• [PROBLEM] Locate each line of the material that contains "series", then return it.

— Start DATA PROVIDED —

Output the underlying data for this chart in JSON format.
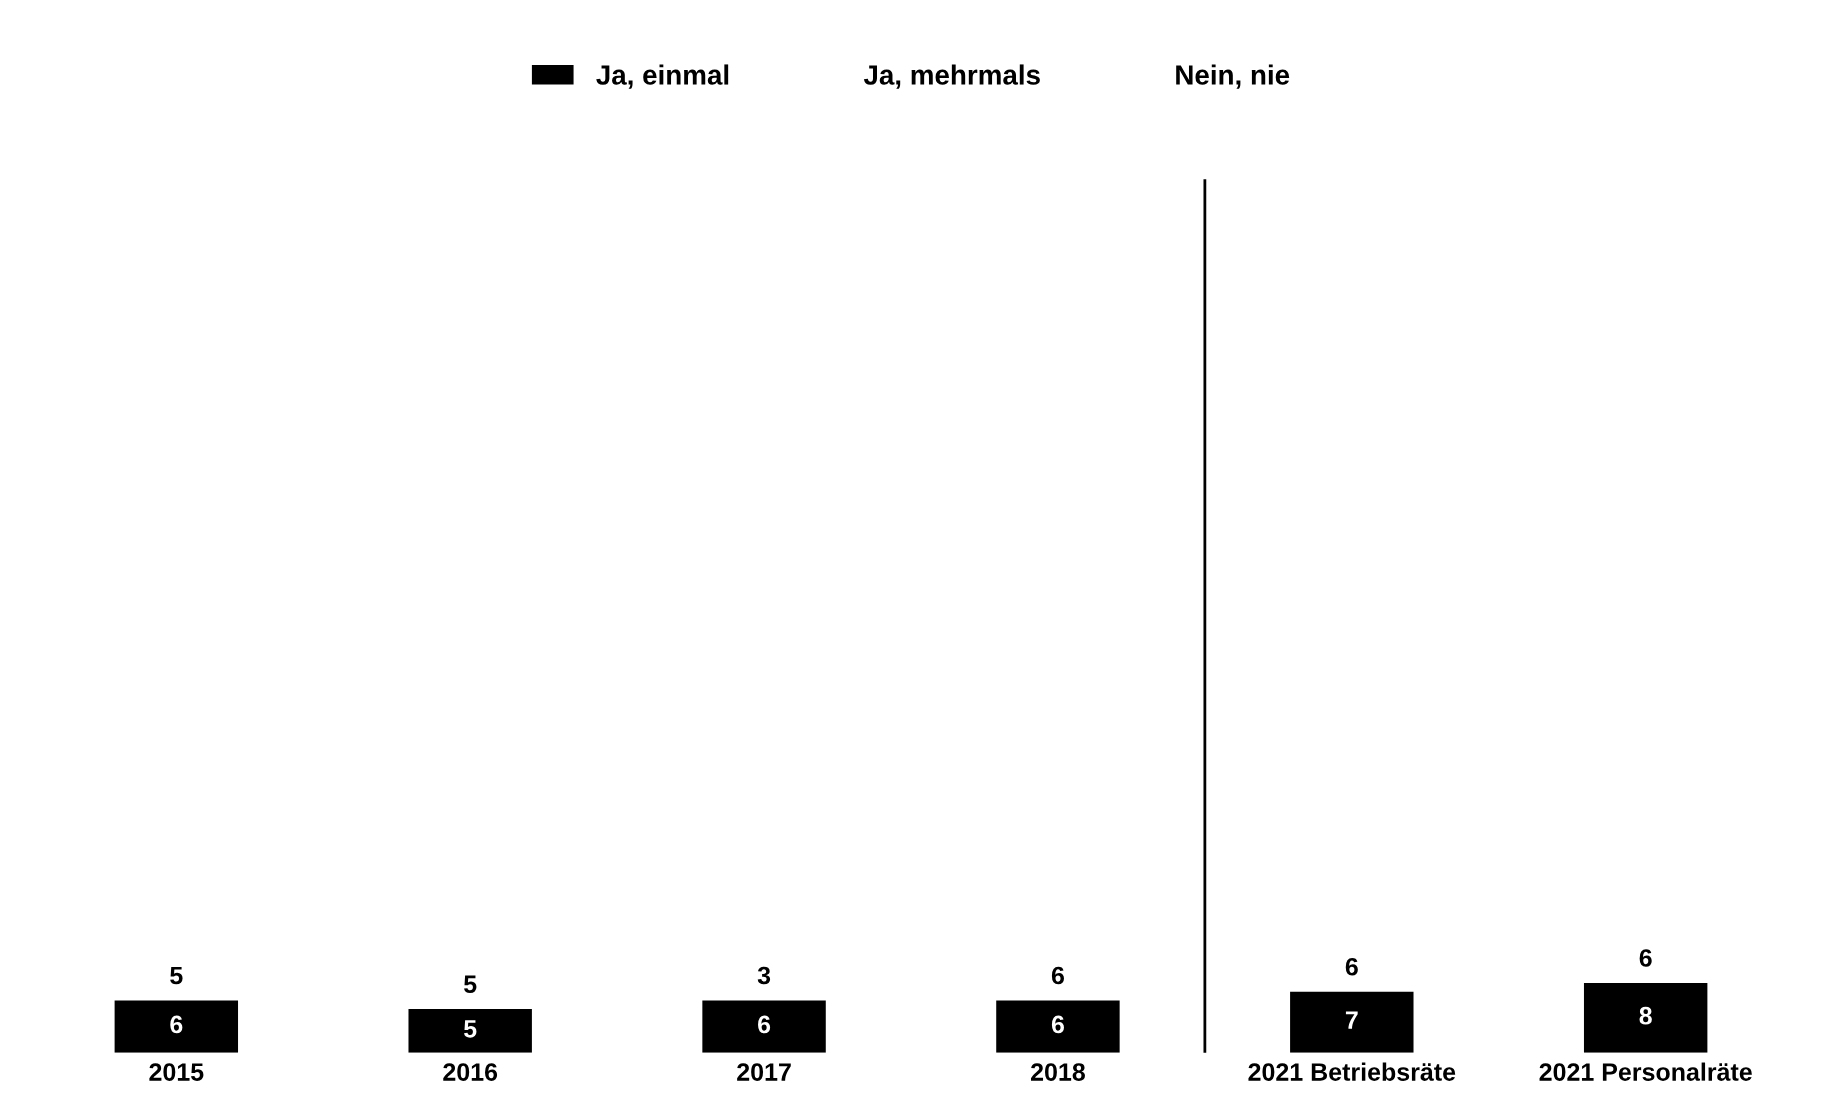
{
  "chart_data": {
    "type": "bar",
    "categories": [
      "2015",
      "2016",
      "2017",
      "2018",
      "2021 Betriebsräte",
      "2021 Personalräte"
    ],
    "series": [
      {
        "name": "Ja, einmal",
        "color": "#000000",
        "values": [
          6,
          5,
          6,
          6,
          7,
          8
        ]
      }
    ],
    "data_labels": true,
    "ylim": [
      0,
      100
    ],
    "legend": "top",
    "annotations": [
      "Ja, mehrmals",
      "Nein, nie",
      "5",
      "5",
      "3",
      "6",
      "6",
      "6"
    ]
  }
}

— End DATA PROVIDED —
— Start DATA PROVIDED —

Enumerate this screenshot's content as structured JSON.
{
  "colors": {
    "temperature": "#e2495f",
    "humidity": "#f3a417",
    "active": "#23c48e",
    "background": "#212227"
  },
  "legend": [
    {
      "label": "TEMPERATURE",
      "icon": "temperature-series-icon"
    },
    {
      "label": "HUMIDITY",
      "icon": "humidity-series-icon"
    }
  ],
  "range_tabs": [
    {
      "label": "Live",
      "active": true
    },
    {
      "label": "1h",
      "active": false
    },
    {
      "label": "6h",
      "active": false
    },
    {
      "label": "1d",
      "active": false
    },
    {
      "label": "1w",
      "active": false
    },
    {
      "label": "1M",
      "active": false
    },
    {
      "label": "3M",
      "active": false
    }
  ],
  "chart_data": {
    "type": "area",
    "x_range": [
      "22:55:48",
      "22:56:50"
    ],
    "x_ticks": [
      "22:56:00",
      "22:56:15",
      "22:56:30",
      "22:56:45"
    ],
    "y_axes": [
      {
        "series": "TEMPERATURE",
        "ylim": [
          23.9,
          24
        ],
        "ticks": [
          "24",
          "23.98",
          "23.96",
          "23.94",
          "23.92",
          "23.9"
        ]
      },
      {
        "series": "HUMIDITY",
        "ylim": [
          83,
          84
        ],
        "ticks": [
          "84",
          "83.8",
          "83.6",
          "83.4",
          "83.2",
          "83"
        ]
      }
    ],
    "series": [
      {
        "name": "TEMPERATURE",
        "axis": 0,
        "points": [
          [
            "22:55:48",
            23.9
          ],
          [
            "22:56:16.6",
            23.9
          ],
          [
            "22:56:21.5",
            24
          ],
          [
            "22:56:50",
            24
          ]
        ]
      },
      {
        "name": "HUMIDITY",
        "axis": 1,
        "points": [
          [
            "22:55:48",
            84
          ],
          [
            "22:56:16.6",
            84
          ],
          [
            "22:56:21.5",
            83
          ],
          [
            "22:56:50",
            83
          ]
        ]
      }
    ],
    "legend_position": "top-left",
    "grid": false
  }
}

— End DATA PROVIDED —

• [SOLUTION]
    "series": [
      "icon": "temperature-series-icon"
      "icon": "humidity-series-icon"
        "series": "TEMPERATURE",
        "series": "HUMIDITY",
    "series": [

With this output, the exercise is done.